══ RAW RECORDS

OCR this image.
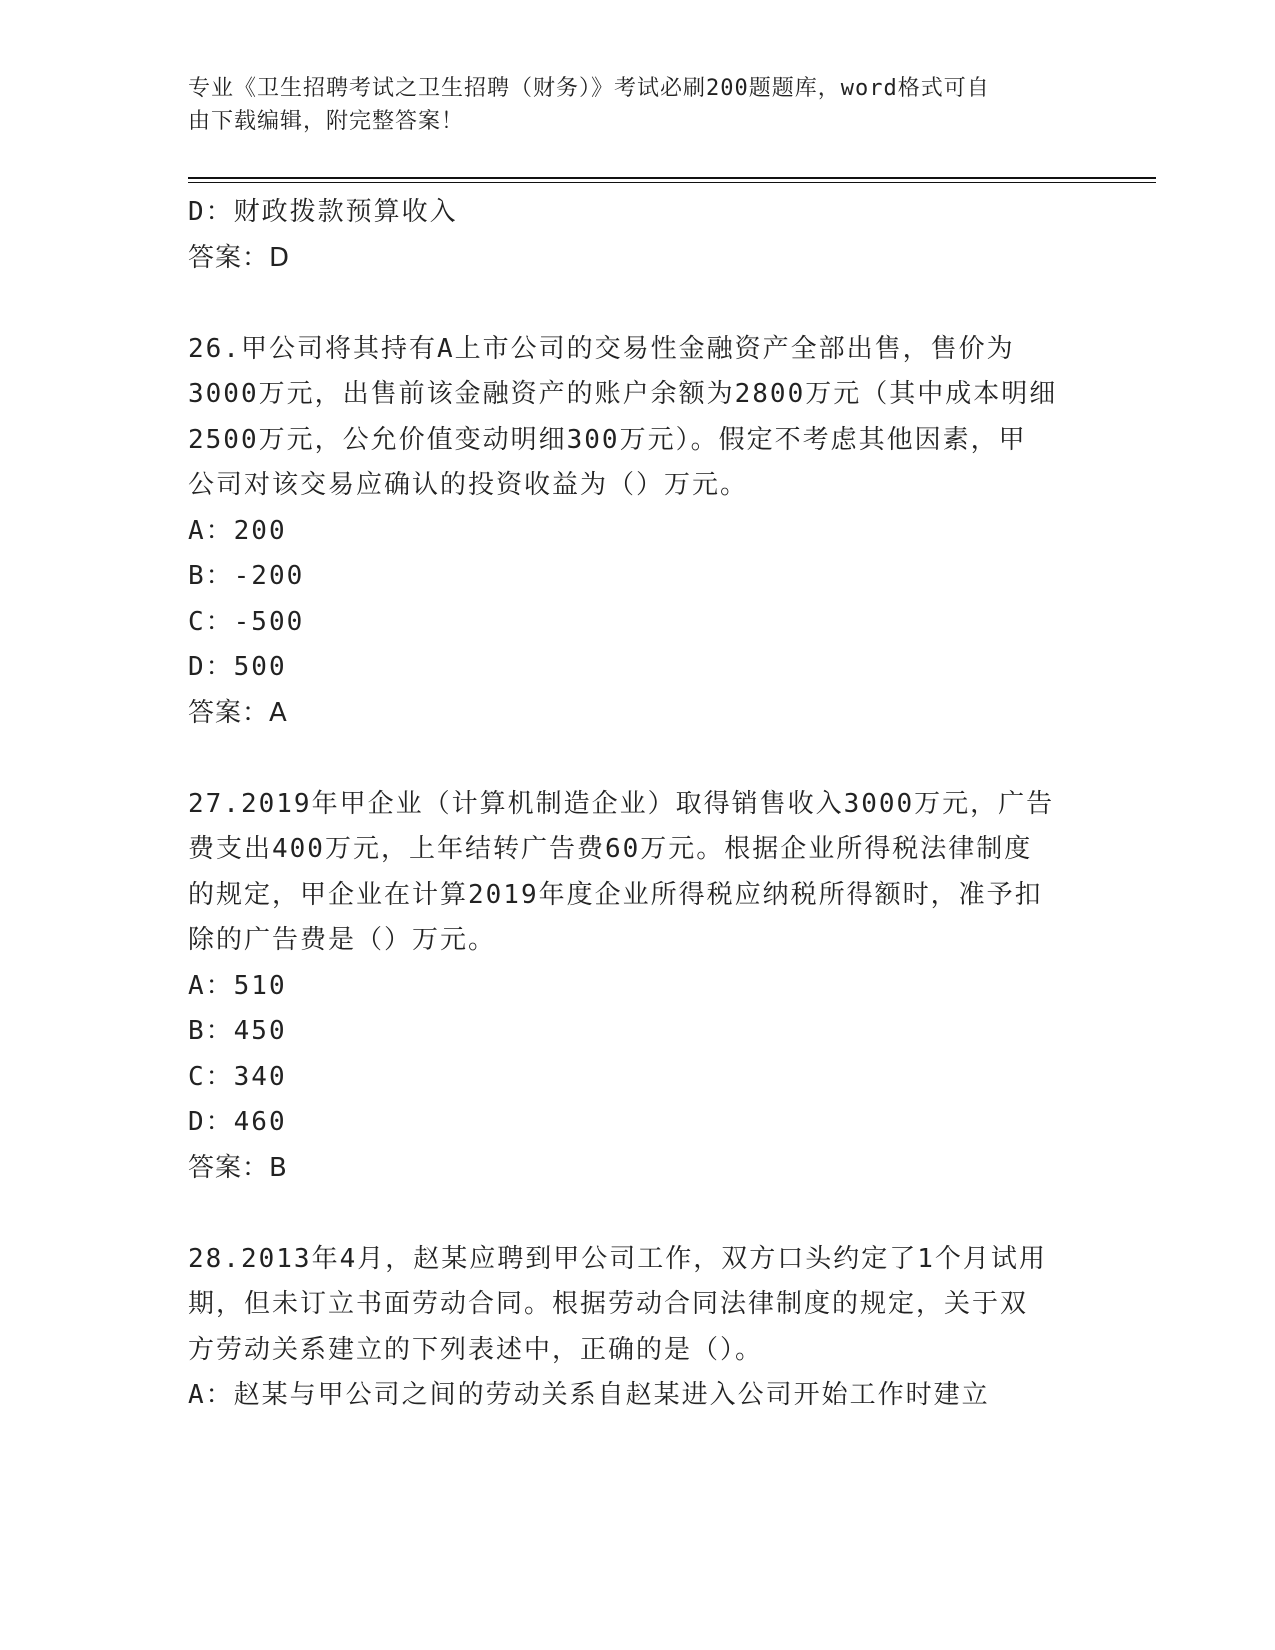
专业《卫生招聘考试之卫生招聘（财务）》考试必刷200题题库，word格式可自
由下载编辑，附完整答案！
D：财政拨款预算收入
答案：D
26.甲公司将其持有A上市公司的交易性金融资产全部出售，售价为
3000万元，出售前该金融资产的账户余额为2800万元（其中成本明细
2500万元，公允价值变动明细300万元）。假定不考虑其他因素，甲
公司对该交易应确认的投资收益为（）万元。
A：200
B：-200
C：-500
D：500
答案：A
27.2019年甲企业（计算机制造企业）取得销售收入3000万元，广告
费支出400万元，上年结转广告费60万元。根据企业所得税法律制度
的规定，甲企业在计算2019年度企业所得税应纳税所得额时，准予扣
除的广告费是（）万元。
A：510
B：450
C：340
D：460
答案：B
28.2013年4月，赵某应聘到甲公司工作，双方口头约定了1个月试用
期，但未订立书面劳动合同。根据劳动合同法律制度的规定，关于双
方劳动关系建立的下列表述中，正确的是（）。
A：赵某与甲公司之间的劳动关系自赵某进入公司开始工作时建立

════

◆ **EXERCISE INSTRUCTIONS**
All of the entries above should be copied exactly, except for the pictures.

◆ **TASK RESULT**
OCR this image.
专业《卫生招聘考试之卫生招聘（财务）》考试必刷200题题库，word格式可自
由下载编辑，附完整答案！
D：财政拨款预算收入
答案：D
26.甲公司将其持有A上市公司的交易性金融资产全部出售，售价为
3000万元，出售前该金融资产的账户余额为2800万元（其中成本明细
2500万元，公允价值变动明细300万元）。假定不考虑其他因素，甲
公司对该交易应确认的投资收益为（）万元。
A：200
B：-200
C：-500
D：500
答案：A
27.2019年甲企业（计算机制造企业）取得销售收入3000万元，广告
费支出400万元，上年结转广告费60万元。根据企业所得税法律制度
的规定，甲企业在计算2019年度企业所得税应纳税所得额时，准予扣
除的广告费是（）万元。
A：510
B：450
C：340
D：460
答案：B
28.2013年4月，赵某应聘到甲公司工作，双方口头约定了1个月试用
期，但未订立书面劳动合同。根据劳动合同法律制度的规定，关于双
方劳动关系建立的下列表述中，正确的是（）。
A：赵某与甲公司之间的劳动关系自赵某进入公司开始工作时建立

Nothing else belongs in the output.